(Dataset items)
— START —
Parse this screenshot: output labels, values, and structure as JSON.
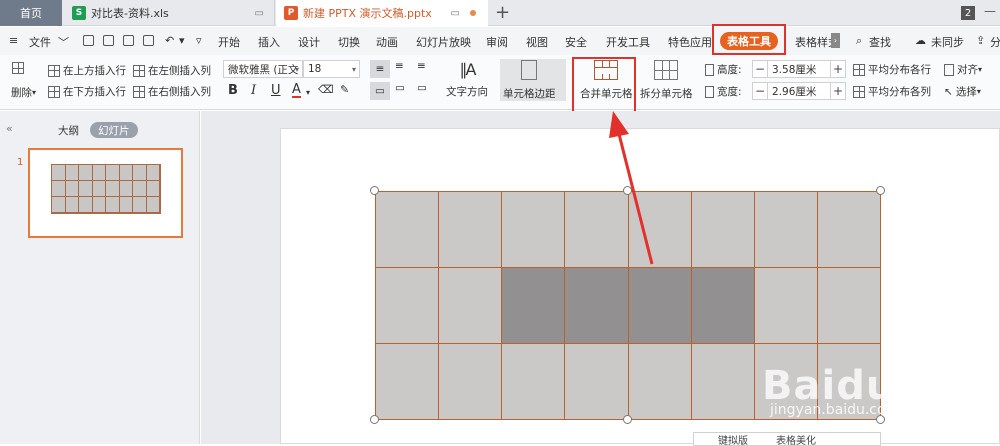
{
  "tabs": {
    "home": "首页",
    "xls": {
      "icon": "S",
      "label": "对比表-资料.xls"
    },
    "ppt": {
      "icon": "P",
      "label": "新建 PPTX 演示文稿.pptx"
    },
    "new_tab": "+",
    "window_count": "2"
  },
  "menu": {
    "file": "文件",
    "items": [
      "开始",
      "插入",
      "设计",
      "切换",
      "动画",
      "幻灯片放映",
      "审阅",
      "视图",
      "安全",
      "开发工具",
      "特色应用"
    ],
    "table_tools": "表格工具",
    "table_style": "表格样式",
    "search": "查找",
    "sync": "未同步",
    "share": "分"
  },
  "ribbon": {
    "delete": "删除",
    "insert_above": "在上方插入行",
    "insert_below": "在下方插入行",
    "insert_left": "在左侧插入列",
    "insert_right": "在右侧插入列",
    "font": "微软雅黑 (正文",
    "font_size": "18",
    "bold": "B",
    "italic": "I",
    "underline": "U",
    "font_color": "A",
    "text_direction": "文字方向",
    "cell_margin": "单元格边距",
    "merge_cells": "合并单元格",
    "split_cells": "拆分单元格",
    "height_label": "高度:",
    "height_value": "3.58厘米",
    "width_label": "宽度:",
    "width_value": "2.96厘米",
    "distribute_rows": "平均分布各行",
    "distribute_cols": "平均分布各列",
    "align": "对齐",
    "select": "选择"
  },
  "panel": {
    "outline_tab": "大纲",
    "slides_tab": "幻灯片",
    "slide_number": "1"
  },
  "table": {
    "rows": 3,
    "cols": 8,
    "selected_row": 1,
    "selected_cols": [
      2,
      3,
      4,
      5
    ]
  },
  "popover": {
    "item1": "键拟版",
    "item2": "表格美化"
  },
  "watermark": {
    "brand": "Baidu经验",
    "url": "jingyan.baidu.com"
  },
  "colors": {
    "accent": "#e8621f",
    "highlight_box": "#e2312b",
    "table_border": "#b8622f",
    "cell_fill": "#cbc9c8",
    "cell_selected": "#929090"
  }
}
— END —
— START —
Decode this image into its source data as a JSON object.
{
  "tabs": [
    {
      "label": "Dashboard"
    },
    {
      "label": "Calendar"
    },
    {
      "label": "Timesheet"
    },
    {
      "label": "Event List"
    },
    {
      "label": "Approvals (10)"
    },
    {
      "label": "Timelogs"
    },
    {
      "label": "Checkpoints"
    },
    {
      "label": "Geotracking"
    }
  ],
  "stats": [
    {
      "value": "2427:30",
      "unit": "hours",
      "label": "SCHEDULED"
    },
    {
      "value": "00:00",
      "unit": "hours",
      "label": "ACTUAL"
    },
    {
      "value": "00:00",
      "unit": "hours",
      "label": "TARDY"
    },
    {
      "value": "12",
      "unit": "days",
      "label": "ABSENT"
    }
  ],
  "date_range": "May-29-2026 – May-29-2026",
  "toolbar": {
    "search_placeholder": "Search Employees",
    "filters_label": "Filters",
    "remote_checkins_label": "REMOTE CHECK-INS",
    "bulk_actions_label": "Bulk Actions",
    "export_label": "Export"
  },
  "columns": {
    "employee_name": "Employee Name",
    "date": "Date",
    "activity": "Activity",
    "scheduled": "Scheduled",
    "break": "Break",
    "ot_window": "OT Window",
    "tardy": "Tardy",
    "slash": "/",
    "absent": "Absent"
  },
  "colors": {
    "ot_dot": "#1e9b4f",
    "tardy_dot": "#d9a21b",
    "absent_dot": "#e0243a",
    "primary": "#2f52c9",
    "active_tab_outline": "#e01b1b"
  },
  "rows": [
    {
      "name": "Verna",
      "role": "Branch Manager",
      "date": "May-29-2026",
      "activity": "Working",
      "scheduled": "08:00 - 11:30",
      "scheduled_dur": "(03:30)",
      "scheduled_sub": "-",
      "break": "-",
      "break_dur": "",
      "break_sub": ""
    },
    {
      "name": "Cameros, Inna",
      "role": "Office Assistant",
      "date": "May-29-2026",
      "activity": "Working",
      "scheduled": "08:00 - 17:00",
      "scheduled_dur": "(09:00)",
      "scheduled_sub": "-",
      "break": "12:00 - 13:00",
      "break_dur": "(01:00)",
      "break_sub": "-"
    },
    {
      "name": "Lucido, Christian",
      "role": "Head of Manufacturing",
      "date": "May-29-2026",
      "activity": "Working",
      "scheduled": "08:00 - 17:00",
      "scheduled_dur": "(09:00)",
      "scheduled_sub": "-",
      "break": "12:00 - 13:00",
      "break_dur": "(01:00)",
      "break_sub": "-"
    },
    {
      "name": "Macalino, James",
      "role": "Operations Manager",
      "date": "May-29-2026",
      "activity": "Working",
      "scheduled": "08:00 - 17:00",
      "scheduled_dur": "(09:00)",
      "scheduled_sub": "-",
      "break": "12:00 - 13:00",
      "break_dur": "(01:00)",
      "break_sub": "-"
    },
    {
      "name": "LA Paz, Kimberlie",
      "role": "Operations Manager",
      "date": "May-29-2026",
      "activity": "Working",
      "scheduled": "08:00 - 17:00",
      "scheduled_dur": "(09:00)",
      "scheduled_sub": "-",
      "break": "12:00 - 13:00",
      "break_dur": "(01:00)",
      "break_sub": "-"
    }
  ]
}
— END —
— START —
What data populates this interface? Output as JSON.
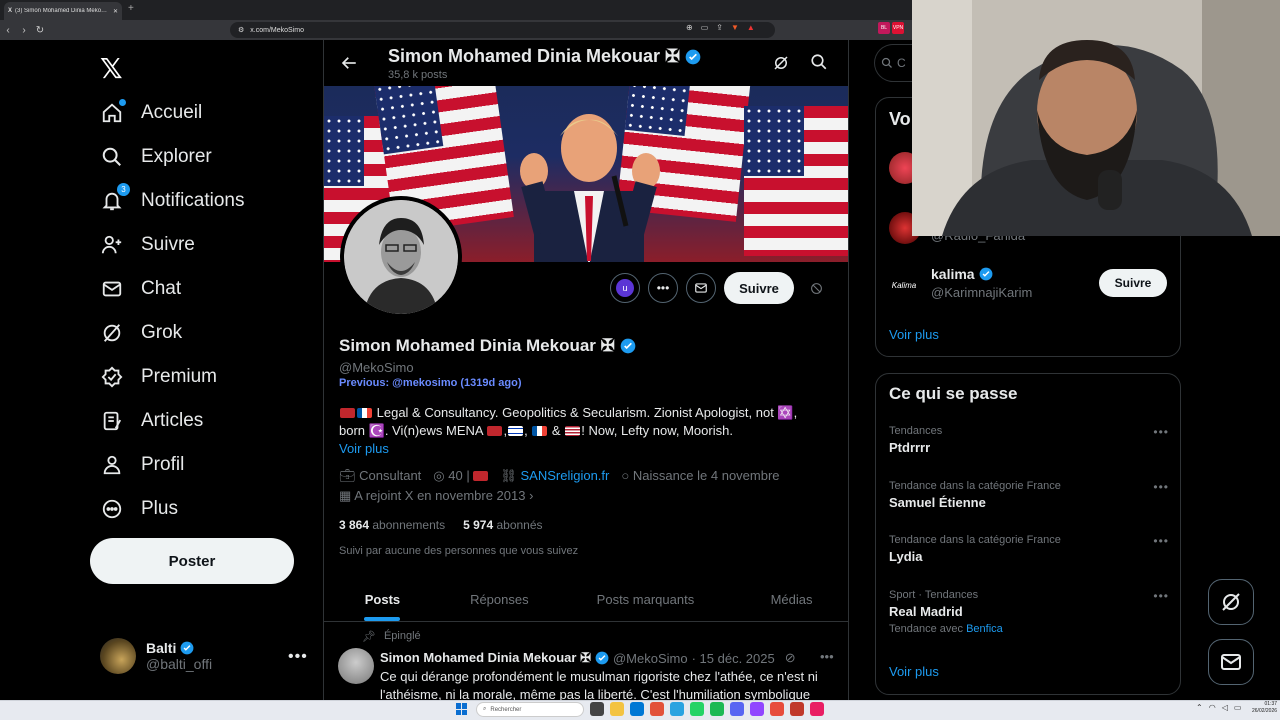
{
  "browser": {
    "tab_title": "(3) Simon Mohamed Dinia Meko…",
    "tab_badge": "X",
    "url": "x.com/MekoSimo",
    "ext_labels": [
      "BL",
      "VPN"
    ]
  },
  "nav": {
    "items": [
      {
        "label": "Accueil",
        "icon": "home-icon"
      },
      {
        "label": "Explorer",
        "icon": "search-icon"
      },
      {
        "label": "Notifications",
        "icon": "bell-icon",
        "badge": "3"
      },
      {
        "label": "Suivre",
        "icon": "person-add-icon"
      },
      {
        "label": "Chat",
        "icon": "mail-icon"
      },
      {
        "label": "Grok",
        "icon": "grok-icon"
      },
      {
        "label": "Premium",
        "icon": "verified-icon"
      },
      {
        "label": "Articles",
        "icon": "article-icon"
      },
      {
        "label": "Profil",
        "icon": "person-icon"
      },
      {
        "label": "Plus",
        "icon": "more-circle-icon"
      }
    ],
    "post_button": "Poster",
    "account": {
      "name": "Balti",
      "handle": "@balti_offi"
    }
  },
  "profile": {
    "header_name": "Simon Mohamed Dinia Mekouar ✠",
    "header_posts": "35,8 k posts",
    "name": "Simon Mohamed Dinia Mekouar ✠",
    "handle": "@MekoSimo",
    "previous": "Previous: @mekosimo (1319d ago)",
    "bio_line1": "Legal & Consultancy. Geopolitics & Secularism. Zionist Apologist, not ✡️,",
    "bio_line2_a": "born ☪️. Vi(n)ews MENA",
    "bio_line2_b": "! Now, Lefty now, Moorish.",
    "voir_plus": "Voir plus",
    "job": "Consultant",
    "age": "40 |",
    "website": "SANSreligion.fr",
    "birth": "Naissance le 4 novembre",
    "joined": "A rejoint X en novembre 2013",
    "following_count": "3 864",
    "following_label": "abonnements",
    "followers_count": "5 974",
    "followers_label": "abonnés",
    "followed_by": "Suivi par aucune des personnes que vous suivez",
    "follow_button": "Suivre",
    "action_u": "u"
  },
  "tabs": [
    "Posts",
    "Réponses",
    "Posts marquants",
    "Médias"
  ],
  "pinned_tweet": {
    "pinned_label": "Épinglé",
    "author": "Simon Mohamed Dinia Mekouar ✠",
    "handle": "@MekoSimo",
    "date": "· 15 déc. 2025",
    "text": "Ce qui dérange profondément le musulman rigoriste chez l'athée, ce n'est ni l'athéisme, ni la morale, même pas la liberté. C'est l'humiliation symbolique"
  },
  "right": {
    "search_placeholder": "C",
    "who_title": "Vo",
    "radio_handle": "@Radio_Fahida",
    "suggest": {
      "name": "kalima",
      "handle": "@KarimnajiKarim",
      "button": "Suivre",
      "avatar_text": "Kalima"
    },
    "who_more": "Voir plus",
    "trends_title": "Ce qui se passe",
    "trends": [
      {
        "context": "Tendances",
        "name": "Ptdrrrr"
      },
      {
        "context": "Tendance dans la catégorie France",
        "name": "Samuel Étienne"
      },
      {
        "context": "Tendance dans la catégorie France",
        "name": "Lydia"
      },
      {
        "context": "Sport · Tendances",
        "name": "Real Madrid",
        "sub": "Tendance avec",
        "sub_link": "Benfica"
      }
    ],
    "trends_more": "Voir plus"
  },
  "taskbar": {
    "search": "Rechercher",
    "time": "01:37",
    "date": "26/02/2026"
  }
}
— END —
Scan the material above. Copy each line that holds the word "Mohamed".

-- Written response --
    "tab_title": "(3) Simon Mohamed Dinia Meko…",
    "header_name": "Simon Mohamed Dinia Mekouar ✠",
    "name": "Simon Mohamed Dinia Mekouar ✠",
    "author": "Simon Mohamed Dinia Mekouar ✠",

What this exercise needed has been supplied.